WRITTEN TASK - Return the records in full, exactly as given.

GIVEN INFORMATION -
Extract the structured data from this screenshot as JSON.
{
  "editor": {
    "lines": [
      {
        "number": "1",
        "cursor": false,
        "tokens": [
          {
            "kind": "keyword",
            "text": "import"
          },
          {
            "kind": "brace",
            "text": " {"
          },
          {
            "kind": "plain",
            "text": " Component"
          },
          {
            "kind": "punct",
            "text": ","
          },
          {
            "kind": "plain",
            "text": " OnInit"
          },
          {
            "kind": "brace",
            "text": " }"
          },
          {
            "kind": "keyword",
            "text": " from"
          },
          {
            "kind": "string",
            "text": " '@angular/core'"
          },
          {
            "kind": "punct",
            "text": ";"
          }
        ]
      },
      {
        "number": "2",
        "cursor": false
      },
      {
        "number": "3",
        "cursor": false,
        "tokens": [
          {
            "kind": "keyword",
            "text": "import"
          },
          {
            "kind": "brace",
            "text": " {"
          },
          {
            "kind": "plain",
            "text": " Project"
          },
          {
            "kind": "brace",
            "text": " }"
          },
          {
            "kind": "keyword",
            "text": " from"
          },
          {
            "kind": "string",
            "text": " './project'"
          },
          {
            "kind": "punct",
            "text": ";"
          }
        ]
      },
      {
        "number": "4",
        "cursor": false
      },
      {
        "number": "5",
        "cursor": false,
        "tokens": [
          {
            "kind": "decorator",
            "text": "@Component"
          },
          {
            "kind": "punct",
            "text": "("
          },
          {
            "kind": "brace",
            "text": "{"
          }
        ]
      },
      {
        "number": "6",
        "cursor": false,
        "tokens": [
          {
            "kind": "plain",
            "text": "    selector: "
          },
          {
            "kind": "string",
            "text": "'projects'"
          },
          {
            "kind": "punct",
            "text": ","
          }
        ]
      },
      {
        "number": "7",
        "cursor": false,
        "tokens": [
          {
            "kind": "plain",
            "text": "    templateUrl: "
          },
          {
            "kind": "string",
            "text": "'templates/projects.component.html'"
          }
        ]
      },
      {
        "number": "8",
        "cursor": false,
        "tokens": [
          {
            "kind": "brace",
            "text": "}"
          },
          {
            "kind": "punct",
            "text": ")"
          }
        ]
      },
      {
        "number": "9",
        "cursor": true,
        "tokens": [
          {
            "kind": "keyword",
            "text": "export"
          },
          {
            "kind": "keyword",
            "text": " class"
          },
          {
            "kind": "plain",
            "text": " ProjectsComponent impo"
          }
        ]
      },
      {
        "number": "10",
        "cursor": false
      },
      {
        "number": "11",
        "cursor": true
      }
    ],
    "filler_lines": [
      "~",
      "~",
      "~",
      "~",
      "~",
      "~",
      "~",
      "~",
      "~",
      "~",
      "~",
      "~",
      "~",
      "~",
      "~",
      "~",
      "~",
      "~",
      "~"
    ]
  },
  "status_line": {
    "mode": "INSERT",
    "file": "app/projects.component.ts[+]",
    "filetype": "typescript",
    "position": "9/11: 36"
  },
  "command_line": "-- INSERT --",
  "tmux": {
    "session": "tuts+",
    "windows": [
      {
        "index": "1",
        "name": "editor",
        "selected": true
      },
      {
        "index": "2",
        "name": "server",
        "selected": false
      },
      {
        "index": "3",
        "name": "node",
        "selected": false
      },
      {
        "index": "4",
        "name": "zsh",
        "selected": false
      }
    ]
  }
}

ANSWER TO THE EXERCISE -
Extract the structured data from this screenshot as JSON.
{
  "editor": {
    "lines": [
      {
        "number": "1",
        "cursor": false,
        "tokens": [
          {
            "kind": "keyword",
            "text": "import"
          },
          {
            "kind": "brace",
            "text": " {"
          },
          {
            "kind": "plain",
            "text": " Component"
          },
          {
            "kind": "punct",
            "text": ","
          },
          {
            "kind": "plain",
            "text": " OnInit"
          },
          {
            "kind": "brace",
            "text": " }"
          },
          {
            "kind": "keyword",
            "text": " from"
          },
          {
            "kind": "string",
            "text": " '@angular/core'"
          },
          {
            "kind": "punct",
            "text": ";"
          }
        ]
      },
      {
        "number": "2",
        "cursor": false
      },
      {
        "number": "3",
        "cursor": false,
        "tokens": [
          {
            "kind": "keyword",
            "text": "import"
          },
          {
            "kind": "brace",
            "text": " {"
          },
          {
            "kind": "plain",
            "text": " Project"
          },
          {
            "kind": "brace",
            "text": " }"
          },
          {
            "kind": "keyword",
            "text": " from"
          },
          {
            "kind": "string",
            "text": " './project'"
          },
          {
            "kind": "punct",
            "text": ";"
          }
        ]
      },
      {
        "number": "4",
        "cursor": false
      },
      {
        "number": "5",
        "cursor": false,
        "tokens": [
          {
            "kind": "decorator",
            "text": "@Component"
          },
          {
            "kind": "punct",
            "text": "("
          },
          {
            "kind": "brace",
            "text": "{"
          }
        ]
      },
      {
        "number": "6",
        "cursor": false,
        "tokens": [
          {
            "kind": "plain",
            "text": "    selector: "
          },
          {
            "kind": "string",
            "text": "'projects'"
          },
          {
            "kind": "punct",
            "text": ","
          }
        ]
      },
      {
        "number": "7",
        "cursor": false,
        "tokens": [
          {
            "kind": "plain",
            "text": "    templateUrl: "
          },
          {
            "kind": "string",
            "text": "'templates/projects.component.html'"
          }
        ]
      },
      {
        "number": "8",
        "cursor": false,
        "tokens": [
          {
            "kind": "brace",
            "text": "}"
          },
          {
            "kind": "punct",
            "text": ")"
          }
        ]
      },
      {
        "number": "9",
        "cursor": true,
        "tokens": [
          {
            "kind": "keyword",
            "text": "export"
          },
          {
            "kind": "keyword",
            "text": " class"
          },
          {
            "kind": "plain",
            "text": " ProjectsComponent impo"
          }
        ]
      },
      {
        "number": "10",
        "cursor": false
      },
      {
        "number": "11",
        "cursor": true
      }
    ],
    "filler_lines": [
      "~",
      "~",
      "~",
      "~",
      "~",
      "~",
      "~",
      "~",
      "~",
      "~",
      "~",
      "~",
      "~",
      "~",
      "~",
      "~",
      "~",
      "~",
      "~"
    ]
  },
  "status_line": {
    "mode": "INSERT",
    "file": "app/projects.component.ts[+]",
    "filetype": "typescript",
    "position": "9/11: 36"
  },
  "command_line": "-- INSERT --",
  "tmux": {
    "session": "tuts+",
    "windows": [
      {
        "index": "1",
        "name": "editor",
        "selected": true
      },
      {
        "index": "2",
        "name": "server",
        "selected": false
      },
      {
        "index": "3",
        "name": "node",
        "selected": false
      },
      {
        "index": "4",
        "name": "zsh",
        "selected": false
      }
    ]
  }
}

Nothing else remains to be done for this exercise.